Directive:
Set down all of the data that follows word for word, without the images.

Provided information:

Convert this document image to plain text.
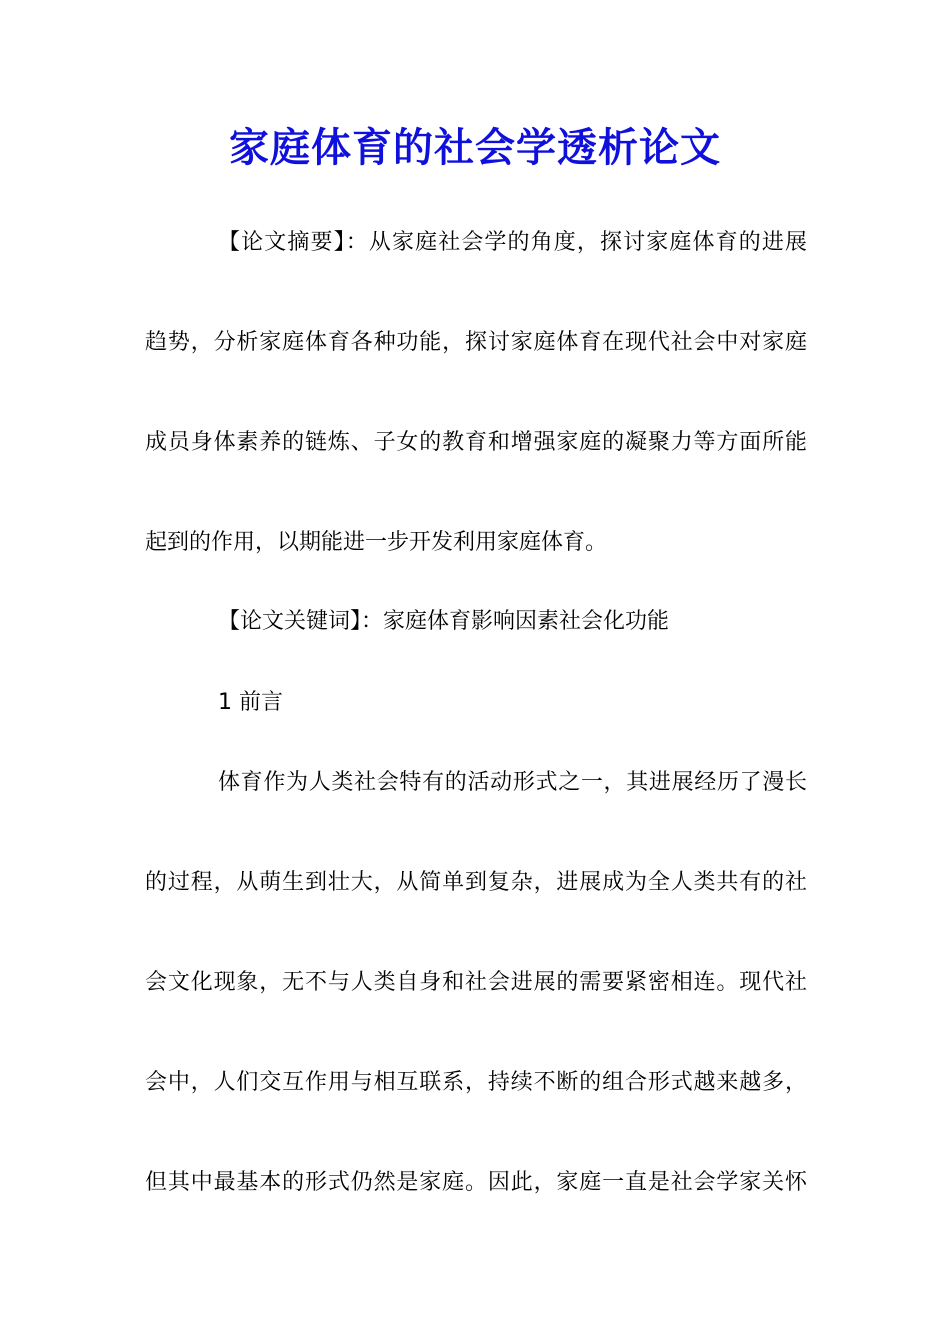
家庭体育的社会学透析论文

【论文摘要】：从家庭社会学的角度，探讨家庭体育的进展

趋势，分析家庭体育各种功能，探讨家庭体育在现代社会中对家庭

成员身体素养的链炼、子女的教育和增强家庭的凝聚力等方面所能

起到的作用，以期能进一步开发利用家庭体育。

【论文关键词】：家庭体育影响因素社会化功能

1 前言

体育作为人类社会特有的活动形式之一，其进展经历了漫长

的过程，从萌生到壮大，从简单到复杂，进展成为全人类共有的社

会文化现象，无不与人类自身和社会进展的需要紧密相连。现代社

会中，人们交互作用与相互联系，持续不断的组合形式越来越多，

但其中最基本的形式仍然是家庭。因此，家庭一直是社会学家关怀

Written solution:
Convert this document image to plain text.
家庭体育的社会学透析论文

【论文摘要】：从家庭社会学的角度，探讨家庭体育的进展

趋势，分析家庭体育各种功能，探讨家庭体育在现代社会中对家庭

成员身体素养的链炼、子女的教育和增强家庭的凝聚力等方面所能

起到的作用，以期能进一步开发利用家庭体育。

【论文关键词】：家庭体育影响因素社会化功能

1 前言

体育作为人类社会特有的活动形式之一，其进展经历了漫长

的过程，从萌生到壮大，从简单到复杂，进展成为全人类共有的社

会文化现象，无不与人类自身和社会进展的需要紧密相连。现代社

会中，人们交互作用与相互联系，持续不断的组合形式越来越多，

但其中最基本的形式仍然是家庭。因此，家庭一直是社会学家关怀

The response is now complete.